§ **Exercise directions**
Each line below should be reproduced without any alteration.

§ **Data provided**

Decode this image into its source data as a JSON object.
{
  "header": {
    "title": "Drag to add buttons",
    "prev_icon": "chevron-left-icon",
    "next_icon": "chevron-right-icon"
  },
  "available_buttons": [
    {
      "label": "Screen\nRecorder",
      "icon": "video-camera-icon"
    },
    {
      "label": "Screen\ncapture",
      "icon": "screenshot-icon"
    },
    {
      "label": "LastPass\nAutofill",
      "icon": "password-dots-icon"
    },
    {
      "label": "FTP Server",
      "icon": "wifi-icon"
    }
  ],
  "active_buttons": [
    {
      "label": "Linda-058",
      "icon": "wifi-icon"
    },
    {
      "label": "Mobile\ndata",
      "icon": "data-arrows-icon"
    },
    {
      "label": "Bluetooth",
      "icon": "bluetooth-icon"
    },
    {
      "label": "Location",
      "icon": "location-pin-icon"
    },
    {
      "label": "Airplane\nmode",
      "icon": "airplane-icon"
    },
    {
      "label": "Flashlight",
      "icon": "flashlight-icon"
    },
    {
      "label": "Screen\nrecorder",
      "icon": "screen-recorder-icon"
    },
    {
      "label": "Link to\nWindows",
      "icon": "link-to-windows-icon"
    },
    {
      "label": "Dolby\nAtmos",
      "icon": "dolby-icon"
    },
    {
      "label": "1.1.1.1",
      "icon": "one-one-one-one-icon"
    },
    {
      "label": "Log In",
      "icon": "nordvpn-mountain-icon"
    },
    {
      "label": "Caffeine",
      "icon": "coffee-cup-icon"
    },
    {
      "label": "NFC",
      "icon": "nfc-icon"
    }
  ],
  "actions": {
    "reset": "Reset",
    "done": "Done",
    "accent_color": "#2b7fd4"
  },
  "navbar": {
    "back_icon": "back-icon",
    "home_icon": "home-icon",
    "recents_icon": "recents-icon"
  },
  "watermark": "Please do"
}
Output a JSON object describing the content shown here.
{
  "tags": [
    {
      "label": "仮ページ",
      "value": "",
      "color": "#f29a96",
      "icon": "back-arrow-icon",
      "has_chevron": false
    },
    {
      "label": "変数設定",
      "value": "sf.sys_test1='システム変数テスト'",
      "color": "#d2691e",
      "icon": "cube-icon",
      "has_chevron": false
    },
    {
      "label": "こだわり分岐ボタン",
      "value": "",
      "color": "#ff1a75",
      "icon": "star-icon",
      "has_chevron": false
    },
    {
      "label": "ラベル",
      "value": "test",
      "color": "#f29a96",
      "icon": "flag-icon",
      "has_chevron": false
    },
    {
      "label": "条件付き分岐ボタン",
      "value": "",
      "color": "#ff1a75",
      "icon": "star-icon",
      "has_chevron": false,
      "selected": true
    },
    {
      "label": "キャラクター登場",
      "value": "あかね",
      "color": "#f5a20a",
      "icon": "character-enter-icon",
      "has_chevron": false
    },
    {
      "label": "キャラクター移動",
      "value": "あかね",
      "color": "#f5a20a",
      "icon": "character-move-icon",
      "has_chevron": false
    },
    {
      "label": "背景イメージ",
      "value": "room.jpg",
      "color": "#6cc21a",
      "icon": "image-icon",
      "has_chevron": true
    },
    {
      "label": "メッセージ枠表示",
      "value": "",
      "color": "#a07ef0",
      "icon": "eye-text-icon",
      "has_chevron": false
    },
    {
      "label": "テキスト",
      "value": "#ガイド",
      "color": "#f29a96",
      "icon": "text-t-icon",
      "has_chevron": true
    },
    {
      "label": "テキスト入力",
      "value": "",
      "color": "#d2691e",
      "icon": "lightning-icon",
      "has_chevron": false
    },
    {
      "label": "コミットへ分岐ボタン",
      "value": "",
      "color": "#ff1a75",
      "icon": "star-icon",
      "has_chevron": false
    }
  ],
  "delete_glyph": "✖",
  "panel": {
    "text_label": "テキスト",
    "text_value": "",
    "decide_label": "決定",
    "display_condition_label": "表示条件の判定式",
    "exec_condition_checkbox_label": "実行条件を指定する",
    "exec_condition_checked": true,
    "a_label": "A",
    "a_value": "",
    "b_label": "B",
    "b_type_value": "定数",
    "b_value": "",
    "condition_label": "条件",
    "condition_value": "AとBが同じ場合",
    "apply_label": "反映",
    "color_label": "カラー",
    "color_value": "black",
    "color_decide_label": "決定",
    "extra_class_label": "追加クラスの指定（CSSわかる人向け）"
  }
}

§ **Complete output**
Decode this image into its source data as a JSON object.
{
  "header": {
    "title": "Drag to add buttons",
    "prev_icon": "chevron-left-icon",
    "next_icon": "chevron-right-icon"
  },
  "available_buttons": [
    {
      "label": "Screen\nRecorder",
      "icon": "video-camera-icon"
    },
    {
      "label": "Screen\ncapture",
      "icon": "screenshot-icon"
    },
    {
      "label": "LastPass\nAutofill",
      "icon": "password-dots-icon"
    },
    {
      "label": "FTP Server",
      "icon": "wifi-icon"
    }
  ],
  "active_buttons": [
    {
      "label": "Linda-058",
      "icon": "wifi-icon"
    },
    {
      "label": "Mobile\ndata",
      "icon": "data-arrows-icon"
    },
    {
      "label": "Bluetooth",
      "icon": "bluetooth-icon"
    },
    {
      "label": "Location",
      "icon": "location-pin-icon"
    },
    {
      "label": "Airplane\nmode",
      "icon": "airplane-icon"
    },
    {
      "label": "Flashlight",
      "icon": "flashlight-icon"
    },
    {
      "label": "Screen\nrecorder",
      "icon": "screen-recorder-icon"
    },
    {
      "label": "Link to\nWindows",
      "icon": "link-to-windows-icon"
    },
    {
      "label": "Dolby\nAtmos",
      "icon": "dolby-icon"
    },
    {
      "label": "1.1.1.1",
      "icon": "one-one-one-one-icon"
    },
    {
      "label": "Log In",
      "icon": "nordvpn-mountain-icon"
    },
    {
      "label": "Caffeine",
      "icon": "coffee-cup-icon"
    },
    {
      "label": "NFC",
      "icon": "nfc-icon"
    }
  ],
  "actions": {
    "reset": "Reset",
    "done": "Done",
    "accent_color": "#2b7fd4"
  },
  "navbar": {
    "back_icon": "back-icon",
    "home_icon": "home-icon",
    "recents_icon": "recents-icon"
  },
  "watermark": "Please do"
}
Output a JSON object describing the content shown here.
{
  "tags": [
    {
      "label": "仮ページ",
      "value": "",
      "color": "#f29a96",
      "icon": "back-arrow-icon",
      "has_chevron": false
    },
    {
      "label": "変数設定",
      "value": "sf.sys_test1='システム変数テスト'",
      "color": "#d2691e",
      "icon": "cube-icon",
      "has_chevron": false
    },
    {
      "label": "こだわり分岐ボタン",
      "value": "",
      "color": "#ff1a75",
      "icon": "star-icon",
      "has_chevron": false
    },
    {
      "label": "ラベル",
      "value": "test",
      "color": "#f29a96",
      "icon": "flag-icon",
      "has_chevron": false
    },
    {
      "label": "条件付き分岐ボタン",
      "value": "",
      "color": "#ff1a75",
      "icon": "star-icon",
      "has_chevron": false,
      "selected": true
    },
    {
      "label": "キャラクター登場",
      "value": "あかね",
      "color": "#f5a20a",
      "icon": "character-enter-icon",
      "has_chevron": false
    },
    {
      "label": "キャラクター移動",
      "value": "あかね",
      "color": "#f5a20a",
      "icon": "character-move-icon",
      "has_chevron": false
    },
    {
      "label": "背景イメージ",
      "value": "room.jpg",
      "color": "#6cc21a",
      "icon": "image-icon",
      "has_chevron": true
    },
    {
      "label": "メッセージ枠表示",
      "value": "",
      "color": "#a07ef0",
      "icon": "eye-text-icon",
      "has_chevron": false
    },
    {
      "label": "テキスト",
      "value": "#ガイド",
      "color": "#f29a96",
      "icon": "text-t-icon",
      "has_chevron": true
    },
    {
      "label": "テキスト入力",
      "value": "",
      "color": "#d2691e",
      "icon": "lightning-icon",
      "has_chevron": false
    },
    {
      "label": "コミットへ分岐ボタン",
      "value": "",
      "color": "#ff1a75",
      "icon": "star-icon",
      "has_chevron": false
    }
  ],
  "delete_glyph": "✖",
  "panel": {
    "text_label": "テキスト",
    "text_value": "",
    "decide_label": "決定",
    "display_condition_label": "表示条件の判定式",
    "exec_condition_checkbox_label": "実行条件を指定する",
    "exec_condition_checked": true,
    "a_label": "A",
    "a_value": "",
    "b_label": "B",
    "b_type_value": "定数",
    "b_value": "",
    "condition_label": "条件",
    "condition_value": "AとBが同じ場合",
    "apply_label": "反映",
    "color_label": "カラー",
    "color_value": "black",
    "color_decide_label": "決定",
    "extra_class_label": "追加クラスの指定（CSSわかる人向け）"
  }
}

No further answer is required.